▸ GIVEN PROBLEM: Look for "OCR this image." in the records below, then copy that line and every line after it, exactly and with nothing added.

▸ SUPPLIED MATERIAL:
──────────────────────────────

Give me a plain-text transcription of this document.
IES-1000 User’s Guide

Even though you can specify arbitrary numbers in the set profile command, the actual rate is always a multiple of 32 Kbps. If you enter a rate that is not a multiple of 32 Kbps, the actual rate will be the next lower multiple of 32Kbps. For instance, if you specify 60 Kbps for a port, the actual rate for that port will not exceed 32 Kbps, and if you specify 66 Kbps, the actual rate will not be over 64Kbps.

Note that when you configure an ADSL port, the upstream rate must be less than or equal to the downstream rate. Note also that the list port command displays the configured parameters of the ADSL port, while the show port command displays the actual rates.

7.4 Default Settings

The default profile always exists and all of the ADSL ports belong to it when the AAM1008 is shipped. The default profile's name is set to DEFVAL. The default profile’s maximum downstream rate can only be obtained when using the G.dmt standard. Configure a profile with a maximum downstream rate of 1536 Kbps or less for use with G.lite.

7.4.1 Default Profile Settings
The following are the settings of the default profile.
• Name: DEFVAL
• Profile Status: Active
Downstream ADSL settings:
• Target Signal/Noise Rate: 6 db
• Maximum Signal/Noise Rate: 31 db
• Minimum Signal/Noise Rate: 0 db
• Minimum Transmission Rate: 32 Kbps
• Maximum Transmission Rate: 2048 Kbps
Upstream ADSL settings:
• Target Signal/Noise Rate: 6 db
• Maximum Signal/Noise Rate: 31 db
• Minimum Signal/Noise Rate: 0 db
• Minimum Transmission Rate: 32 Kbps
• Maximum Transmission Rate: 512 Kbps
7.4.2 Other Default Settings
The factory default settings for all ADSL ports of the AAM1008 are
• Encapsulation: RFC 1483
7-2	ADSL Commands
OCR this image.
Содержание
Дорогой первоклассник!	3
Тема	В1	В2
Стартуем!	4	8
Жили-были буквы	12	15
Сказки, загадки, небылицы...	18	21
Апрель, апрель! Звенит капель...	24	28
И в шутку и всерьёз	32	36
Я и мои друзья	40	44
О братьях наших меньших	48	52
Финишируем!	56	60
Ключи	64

──────────────────────────────

▸ SOLUTION FOR THIS PROBLEM:
OCR this image.
Содержание
Дорогой первоклассник!	3
Тема	В1	В2
Стартуем!	4	8
Жили-были буквы	12	15
Сказки, загадки, небылицы...	18	21
Апрель, апрель! Звенит капель...	24	28
И в шутку и всерьёз	32	36
Я и мои друзья	40	44
О братьях наших меньших	48	52
Финишируем!	56	60
Ключи	64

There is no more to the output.